START EXTRACTED DATA

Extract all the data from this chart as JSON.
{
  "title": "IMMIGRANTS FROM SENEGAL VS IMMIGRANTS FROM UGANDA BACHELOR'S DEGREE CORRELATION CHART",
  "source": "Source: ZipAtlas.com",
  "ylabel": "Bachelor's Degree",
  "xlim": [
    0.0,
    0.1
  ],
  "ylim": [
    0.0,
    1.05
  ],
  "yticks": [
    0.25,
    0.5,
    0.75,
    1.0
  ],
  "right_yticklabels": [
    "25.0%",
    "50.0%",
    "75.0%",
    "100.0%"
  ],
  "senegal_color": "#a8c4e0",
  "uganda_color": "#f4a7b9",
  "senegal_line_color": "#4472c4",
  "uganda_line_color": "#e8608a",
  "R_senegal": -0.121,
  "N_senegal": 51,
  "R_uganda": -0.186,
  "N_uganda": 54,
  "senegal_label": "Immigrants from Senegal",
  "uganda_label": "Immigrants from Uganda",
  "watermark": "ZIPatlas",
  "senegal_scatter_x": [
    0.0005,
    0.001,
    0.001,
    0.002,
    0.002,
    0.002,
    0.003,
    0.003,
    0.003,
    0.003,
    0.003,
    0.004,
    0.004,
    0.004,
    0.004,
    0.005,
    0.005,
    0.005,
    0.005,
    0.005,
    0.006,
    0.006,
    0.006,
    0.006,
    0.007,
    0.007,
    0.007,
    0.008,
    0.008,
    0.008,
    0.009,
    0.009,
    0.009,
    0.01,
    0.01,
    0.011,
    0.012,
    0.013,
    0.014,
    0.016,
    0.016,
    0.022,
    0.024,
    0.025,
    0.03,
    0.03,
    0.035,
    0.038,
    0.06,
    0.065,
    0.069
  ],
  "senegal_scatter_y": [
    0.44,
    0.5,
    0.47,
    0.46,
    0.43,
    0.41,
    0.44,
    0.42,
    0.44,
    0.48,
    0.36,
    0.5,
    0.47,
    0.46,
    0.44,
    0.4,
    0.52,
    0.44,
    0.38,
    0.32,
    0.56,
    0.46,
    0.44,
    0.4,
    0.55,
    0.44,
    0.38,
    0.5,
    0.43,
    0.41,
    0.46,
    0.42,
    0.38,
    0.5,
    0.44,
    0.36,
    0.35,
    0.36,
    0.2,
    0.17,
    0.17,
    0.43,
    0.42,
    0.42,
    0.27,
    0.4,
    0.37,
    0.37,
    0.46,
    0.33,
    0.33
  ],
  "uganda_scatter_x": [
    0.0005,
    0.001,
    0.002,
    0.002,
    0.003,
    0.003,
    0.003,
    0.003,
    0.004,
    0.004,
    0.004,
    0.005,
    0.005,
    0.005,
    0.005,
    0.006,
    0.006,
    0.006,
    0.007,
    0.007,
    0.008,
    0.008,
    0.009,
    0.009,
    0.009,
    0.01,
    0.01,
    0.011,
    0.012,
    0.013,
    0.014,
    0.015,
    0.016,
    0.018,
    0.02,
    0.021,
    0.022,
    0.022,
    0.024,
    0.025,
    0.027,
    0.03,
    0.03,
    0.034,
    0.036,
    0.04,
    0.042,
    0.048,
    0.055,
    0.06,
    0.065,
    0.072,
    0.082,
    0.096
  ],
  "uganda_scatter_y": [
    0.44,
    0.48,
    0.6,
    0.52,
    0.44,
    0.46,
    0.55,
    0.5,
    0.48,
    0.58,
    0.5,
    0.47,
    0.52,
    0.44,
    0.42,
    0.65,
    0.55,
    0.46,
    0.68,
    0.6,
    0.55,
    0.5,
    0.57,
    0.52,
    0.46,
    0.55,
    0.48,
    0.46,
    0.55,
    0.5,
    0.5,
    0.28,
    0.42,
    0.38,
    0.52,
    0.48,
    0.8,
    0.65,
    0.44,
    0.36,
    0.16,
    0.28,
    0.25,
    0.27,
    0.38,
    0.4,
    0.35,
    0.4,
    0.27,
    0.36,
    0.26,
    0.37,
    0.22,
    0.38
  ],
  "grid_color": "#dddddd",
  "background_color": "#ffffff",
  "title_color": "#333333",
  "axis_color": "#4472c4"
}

END EXTRACTED DATA

SHORT EXERCISE
Take the records above and return them exactly as written.

EXPECTED OUTPUT
Extract all the data from this chart as JSON.
{
  "title": "IMMIGRANTS FROM SENEGAL VS IMMIGRANTS FROM UGANDA BACHELOR'S DEGREE CORRELATION CHART",
  "source": "Source: ZipAtlas.com",
  "ylabel": "Bachelor's Degree",
  "xlim": [
    0.0,
    0.1
  ],
  "ylim": [
    0.0,
    1.05
  ],
  "yticks": [
    0.25,
    0.5,
    0.75,
    1.0
  ],
  "right_yticklabels": [
    "25.0%",
    "50.0%",
    "75.0%",
    "100.0%"
  ],
  "senegal_color": "#a8c4e0",
  "uganda_color": "#f4a7b9",
  "senegal_line_color": "#4472c4",
  "uganda_line_color": "#e8608a",
  "R_senegal": -0.121,
  "N_senegal": 51,
  "R_uganda": -0.186,
  "N_uganda": 54,
  "senegal_label": "Immigrants from Senegal",
  "uganda_label": "Immigrants from Uganda",
  "watermark": "ZIPatlas",
  "senegal_scatter_x": [
    0.0005,
    0.001,
    0.001,
    0.002,
    0.002,
    0.002,
    0.003,
    0.003,
    0.003,
    0.003,
    0.003,
    0.004,
    0.004,
    0.004,
    0.004,
    0.005,
    0.005,
    0.005,
    0.005,
    0.005,
    0.006,
    0.006,
    0.006,
    0.006,
    0.007,
    0.007,
    0.007,
    0.008,
    0.008,
    0.008,
    0.009,
    0.009,
    0.009,
    0.01,
    0.01,
    0.011,
    0.012,
    0.013,
    0.014,
    0.016,
    0.016,
    0.022,
    0.024,
    0.025,
    0.03,
    0.03,
    0.035,
    0.038,
    0.06,
    0.065,
    0.069
  ],
  "senegal_scatter_y": [
    0.44,
    0.5,
    0.47,
    0.46,
    0.43,
    0.41,
    0.44,
    0.42,
    0.44,
    0.48,
    0.36,
    0.5,
    0.47,
    0.46,
    0.44,
    0.4,
    0.52,
    0.44,
    0.38,
    0.32,
    0.56,
    0.46,
    0.44,
    0.4,
    0.55,
    0.44,
    0.38,
    0.5,
    0.43,
    0.41,
    0.46,
    0.42,
    0.38,
    0.5,
    0.44,
    0.36,
    0.35,
    0.36,
    0.2,
    0.17,
    0.17,
    0.43,
    0.42,
    0.42,
    0.27,
    0.4,
    0.37,
    0.37,
    0.46,
    0.33,
    0.33
  ],
  "uganda_scatter_x": [
    0.0005,
    0.001,
    0.002,
    0.002,
    0.003,
    0.003,
    0.003,
    0.003,
    0.004,
    0.004,
    0.004,
    0.005,
    0.005,
    0.005,
    0.005,
    0.006,
    0.006,
    0.006,
    0.007,
    0.007,
    0.008,
    0.008,
    0.009,
    0.009,
    0.009,
    0.01,
    0.01,
    0.011,
    0.012,
    0.013,
    0.014,
    0.015,
    0.016,
    0.018,
    0.02,
    0.021,
    0.022,
    0.022,
    0.024,
    0.025,
    0.027,
    0.03,
    0.03,
    0.034,
    0.036,
    0.04,
    0.042,
    0.048,
    0.055,
    0.06,
    0.065,
    0.072,
    0.082,
    0.096
  ],
  "uganda_scatter_y": [
    0.44,
    0.48,
    0.6,
    0.52,
    0.44,
    0.46,
    0.55,
    0.5,
    0.48,
    0.58,
    0.5,
    0.47,
    0.52,
    0.44,
    0.42,
    0.65,
    0.55,
    0.46,
    0.68,
    0.6,
    0.55,
    0.5,
    0.57,
    0.52,
    0.46,
    0.55,
    0.48,
    0.46,
    0.55,
    0.5,
    0.5,
    0.28,
    0.42,
    0.38,
    0.52,
    0.48,
    0.8,
    0.65,
    0.44,
    0.36,
    0.16,
    0.28,
    0.25,
    0.27,
    0.38,
    0.4,
    0.35,
    0.4,
    0.27,
    0.36,
    0.26,
    0.37,
    0.22,
    0.38
  ],
  "grid_color": "#dddddd",
  "background_color": "#ffffff",
  "title_color": "#333333",
  "axis_color": "#4472c4"
}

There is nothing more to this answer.